▶ [What you will do]:
Print the entries verbatim, leaving out the images they contain.

▶ [Provided entries]:
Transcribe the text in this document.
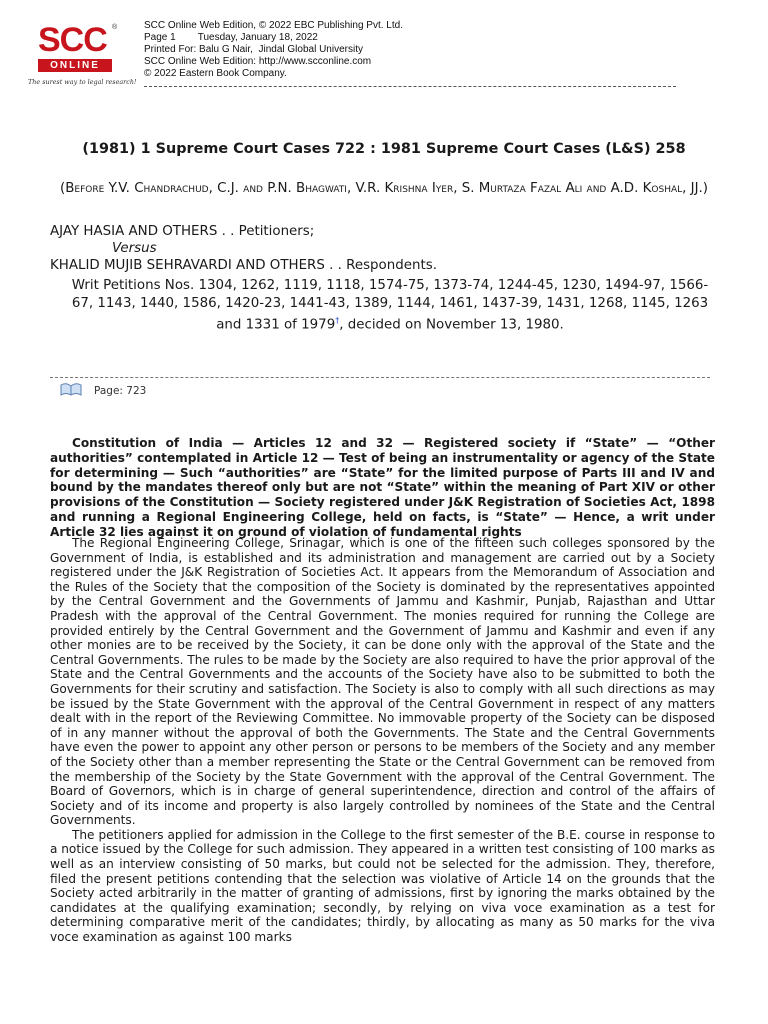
SCC ®
ONLINE
The surest way to legal research!
SCC Online Web Edition, © 2022 EBC Publishing Pvt. Ltd.
Page 1        Tuesday, January 18, 2022
Printed For: Balu G Nair,  Jindal Global University
SCC Online Web Edition: http://www.scconline.com
© 2022 Eastern Book Company.
(1981) 1 Supreme Court Cases 722 : 1981 Supreme Court Cases (L&S) 258
(Before Y.V. Chandrachud, C.J. and P.N. Bhagwati, V.R. Krishna Iyer, S. Murtaza Fazal Ali and A.D. Koshal, JJ.)
AJAY HASIA AND OTHERS . . Petitioners;
Versus
KHALID MUJIB SEHRAVARDI AND OTHERS . . Respondents.
Writ Petitions Nos. 1304, 1262, 1119, 1118, 1574-75, 1373-74, 1244-45, 1230, 1494-97, 1566-67, 1143, 1440, 1586, 1420-23, 1441-43, 1389, 1144, 1461, 1437-39, 1431, 1268, 1145, 1263 and 1331 of 1979†, decided on November 13, 1980.
Page: 723
Constitution of India — Articles 12 and 32 — Registered society if “State” — “Other authorities” contemplated in Article 12 — Test of being an instrumentality or agency of the State for determining — Such “authorities” are “State” for the limited purpose of Parts III and IV and bound by the mandates thereof only but are not “State” within the meaning of Part XIV or other provisions of the Constitution — Society registered under J&K Registration of Societies Act, 1898 and running a Regional Engineering College, held on facts, is “State” — Hence, a writ under Article 32 lies against it on ground of violation of fundamental rights

The Regional Engineering College, Srinagar, which is one of the fifteen such colleges sponsored by the Government of India, is established and its administration and management are carried out by a Society registered under the J&K Registration of Societies Act. It appears from the Memorandum of Association and the Rules of the Society that the composition of the Society is dominated by the representatives appointed by the Central Government and the Governments of Jammu and Kashmir, Punjab, Rajasthan and Uttar Pradesh with the approval of the Central Government. The monies required for running the College are provided entirely by the Central Government and the Government of Jammu and Kashmir and even if any other monies are to be received by the Society, it can be done only with the approval of the State and the Central Governments. The rules to be made by the Society are also required to have the prior approval of the State and the Central Governments and the accounts of the Society have also to be submitted to both the Governments for their scrutiny and satisfaction. The Society is also to comply with all such directions as may be issued by the State Government with the approval of the Central Government in respect of any matters dealt with in the report of the Reviewing Committee. No immovable property of the Society can be disposed of in any manner without the approval of both the Governments. The State and the Central Governments have even the power to appoint any other person or persons to be members of the Society and any member of the Society other than a member representing the State or the Central Government can be removed from the membership of the Society by the State Government with the approval of the Central Government. The Board of Governors, which is in charge of general superintendence, direction and control of the affairs of Society and of its income and property is also largely controlled by nominees of the State and the Central Governments.

The petitioners applied for admission in the College to the first semester of the B.E. course in response to a notice issued by the College for such admission. They appeared in a written test consisting of 100 marks as well as an interview consisting of 50 marks, but could not be selected for the admission. They, therefore, filed the present petitions contending that the selection was violative of Article 14 on the grounds that the Society acted arbitrarily in the matter of granting of admissions, first by ignoring the marks obtained by the candidates at the qualifying examination; secondly, by relying on viva voce examination as a test for determining comparative merit of the candidates; thirdly, by allocating as many as 50 marks for the viva voce examination as against 100 marks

▶ [Reply]:
Transcribe the text in this document.
SCC ®
ONLINE
The surest way to legal research!
SCC Online Web Edition, © 2022 EBC Publishing Pvt. Ltd.
Page 1        Tuesday, January 18, 2022
Printed For: Balu G Nair,  Jindal Global University
SCC Online Web Edition: http://www.scconline.com
© 2022 Eastern Book Company.
(1981) 1 Supreme Court Cases 722 : 1981 Supreme Court Cases (L&S) 258
(Before Y.V. Chandrachud, C.J. and P.N. Bhagwati, V.R. Krishna Iyer, S. Murtaza Fazal Ali and A.D. Koshal, JJ.)
AJAY HASIA AND OTHERS . . Petitioners;
Versus
KHALID MUJIB SEHRAVARDI AND OTHERS . . Respondents.
Writ Petitions Nos. 1304, 1262, 1119, 1118, 1574-75, 1373-74, 1244-45, 1230, 1494-97, 1566-67, 1143, 1440, 1586, 1420-23, 1441-43, 1389, 1144, 1461, 1437-39, 1431, 1268, 1145, 1263 and 1331 of 1979†, decided on November 13, 1980.
Page: 723
Constitution of India — Articles 12 and 32 — Registered society if “State” — “Other authorities” contemplated in Article 12 — Test of being an instrumentality or agency of the State for determining — Such “authorities” are “State” for the limited purpose of Parts III and IV and bound by the mandates thereof only but are not “State” within the meaning of Part XIV or other provisions of the Constitution — Society registered under J&K Registration of Societies Act, 1898 and running a Regional Engineering College, held on facts, is “State” — Hence, a writ under Article 32 lies against it on ground of violation of fundamental rights

The Regional Engineering College, Srinagar, which is one of the fifteen such colleges sponsored by the Government of India, is established and its administration and management are carried out by a Society registered under the J&K Registration of Societies Act. It appears from the Memorandum of Association and the Rules of the Society that the composition of the Society is dominated by the representatives appointed by the Central Government and the Governments of Jammu and Kashmir, Punjab, Rajasthan and Uttar Pradesh with the approval of the Central Government. The monies required for running the College are provided entirely by the Central Government and the Government of Jammu and Kashmir and even if any other monies are to be received by the Society, it can be done only with the approval of the State and the Central Governments. The rules to be made by the Society are also required to have the prior approval of the State and the Central Governments and the accounts of the Society have also to be submitted to both the Governments for their scrutiny and satisfaction. The Society is also to comply with all such directions as may be issued by the State Government with the approval of the Central Government in respect of any matters dealt with in the report of the Reviewing Committee. No immovable property of the Society can be disposed of in any manner without the approval of both the Governments. The State and the Central Governments have even the power to appoint any other person or persons to be members of the Society and any member of the Society other than a member representing the State or the Central Government can be removed from the membership of the Society by the State Government with the approval of the Central Government. The Board of Governors, which is in charge of general superintendence, direction and control of the affairs of Society and of its income and property is also largely controlled by nominees of the State and the Central Governments.

The petitioners applied for admission in the College to the first semester of the B.E. course in response to a notice issued by the College for such admission. They appeared in a written test consisting of 100 marks as well as an interview consisting of 50 marks, but could not be selected for the admission. They, therefore, filed the present petitions contending that the selection was violative of Article 14 on the grounds that the Society acted arbitrarily in the matter of granting of admissions, first by ignoring the marks obtained by the candidates at the qualifying examination; secondly, by relying on viva voce examination as a test for determining comparative merit of the candidates; thirdly, by allocating as many as 50 marks for the viva voce examination as against 100 marks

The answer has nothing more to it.